(Stored records)
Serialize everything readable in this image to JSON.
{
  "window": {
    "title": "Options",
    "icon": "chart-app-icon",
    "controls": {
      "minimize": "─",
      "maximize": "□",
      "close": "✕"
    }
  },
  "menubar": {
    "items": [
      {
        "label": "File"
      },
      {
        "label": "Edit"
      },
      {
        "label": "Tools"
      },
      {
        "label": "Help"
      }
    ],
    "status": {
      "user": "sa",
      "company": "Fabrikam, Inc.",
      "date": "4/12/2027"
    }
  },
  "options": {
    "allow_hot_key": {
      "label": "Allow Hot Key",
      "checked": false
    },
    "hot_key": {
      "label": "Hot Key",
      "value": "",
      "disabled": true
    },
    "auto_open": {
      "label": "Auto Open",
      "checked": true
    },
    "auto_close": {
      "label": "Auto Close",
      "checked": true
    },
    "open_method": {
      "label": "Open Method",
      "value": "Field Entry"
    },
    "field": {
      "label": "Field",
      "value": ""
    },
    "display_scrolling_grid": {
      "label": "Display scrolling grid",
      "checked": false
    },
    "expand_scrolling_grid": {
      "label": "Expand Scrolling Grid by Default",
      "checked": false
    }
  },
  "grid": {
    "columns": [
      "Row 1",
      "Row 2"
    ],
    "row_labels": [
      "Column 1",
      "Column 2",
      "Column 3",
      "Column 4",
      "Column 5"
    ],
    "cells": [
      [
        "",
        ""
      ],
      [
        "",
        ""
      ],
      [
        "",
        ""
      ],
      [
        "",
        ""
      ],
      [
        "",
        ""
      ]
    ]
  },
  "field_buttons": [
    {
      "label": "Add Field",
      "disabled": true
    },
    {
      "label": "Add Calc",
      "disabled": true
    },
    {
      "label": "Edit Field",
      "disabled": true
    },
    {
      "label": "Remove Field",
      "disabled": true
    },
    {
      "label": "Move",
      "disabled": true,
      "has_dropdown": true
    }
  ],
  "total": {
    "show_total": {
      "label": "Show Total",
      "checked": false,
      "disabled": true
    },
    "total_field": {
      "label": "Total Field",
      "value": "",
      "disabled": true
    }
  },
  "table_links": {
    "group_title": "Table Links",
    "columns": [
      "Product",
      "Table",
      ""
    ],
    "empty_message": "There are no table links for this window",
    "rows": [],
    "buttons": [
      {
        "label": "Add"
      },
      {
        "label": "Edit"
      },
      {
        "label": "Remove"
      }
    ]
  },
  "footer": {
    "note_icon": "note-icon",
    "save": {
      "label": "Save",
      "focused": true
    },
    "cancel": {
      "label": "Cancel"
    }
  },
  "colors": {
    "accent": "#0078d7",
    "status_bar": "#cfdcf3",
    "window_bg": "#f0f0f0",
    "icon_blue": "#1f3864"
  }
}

Written request
Repeat each record exactly, leaving nothing out.

Worked solution
Serialize everything readable in this image to JSON.
{
  "window": {
    "title": "Options",
    "icon": "chart-app-icon",
    "controls": {
      "minimize": "─",
      "maximize": "□",
      "close": "✕"
    }
  },
  "menubar": {
    "items": [
      {
        "label": "File"
      },
      {
        "label": "Edit"
      },
      {
        "label": "Tools"
      },
      {
        "label": "Help"
      }
    ],
    "status": {
      "user": "sa",
      "company": "Fabrikam, Inc.",
      "date": "4/12/2027"
    }
  },
  "options": {
    "allow_hot_key": {
      "label": "Allow Hot Key",
      "checked": false
    },
    "hot_key": {
      "label": "Hot Key",
      "value": "",
      "disabled": true
    },
    "auto_open": {
      "label": "Auto Open",
      "checked": true
    },
    "auto_close": {
      "label": "Auto Close",
      "checked": true
    },
    "open_method": {
      "label": "Open Method",
      "value": "Field Entry"
    },
    "field": {
      "label": "Field",
      "value": ""
    },
    "display_scrolling_grid": {
      "label": "Display scrolling grid",
      "checked": false
    },
    "expand_scrolling_grid": {
      "label": "Expand Scrolling Grid by Default",
      "checked": false
    }
  },
  "grid": {
    "columns": [
      "Row 1",
      "Row 2"
    ],
    "row_labels": [
      "Column 1",
      "Column 2",
      "Column 3",
      "Column 4",
      "Column 5"
    ],
    "cells": [
      [
        "",
        ""
      ],
      [
        "",
        ""
      ],
      [
        "",
        ""
      ],
      [
        "",
        ""
      ],
      [
        "",
        ""
      ]
    ]
  },
  "field_buttons": [
    {
      "label": "Add Field",
      "disabled": true
    },
    {
      "label": "Add Calc",
      "disabled": true
    },
    {
      "label": "Edit Field",
      "disabled": true
    },
    {
      "label": "Remove Field",
      "disabled": true
    },
    {
      "label": "Move",
      "disabled": true,
      "has_dropdown": true
    }
  ],
  "total": {
    "show_total": {
      "label": "Show Total",
      "checked": false,
      "disabled": true
    },
    "total_field": {
      "label": "Total Field",
      "value": "",
      "disabled": true
    }
  },
  "table_links": {
    "group_title": "Table Links",
    "columns": [
      "Product",
      "Table",
      ""
    ],
    "empty_message": "There are no table links for this window",
    "rows": [],
    "buttons": [
      {
        "label": "Add"
      },
      {
        "label": "Edit"
      },
      {
        "label": "Remove"
      }
    ]
  },
  "footer": {
    "note_icon": "note-icon",
    "save": {
      "label": "Save",
      "focused": true
    },
    "cancel": {
      "label": "Cancel"
    }
  },
  "colors": {
    "accent": "#0078d7",
    "status_bar": "#cfdcf3",
    "window_bg": "#f0f0f0",
    "icon_blue": "#1f3864"
  }
}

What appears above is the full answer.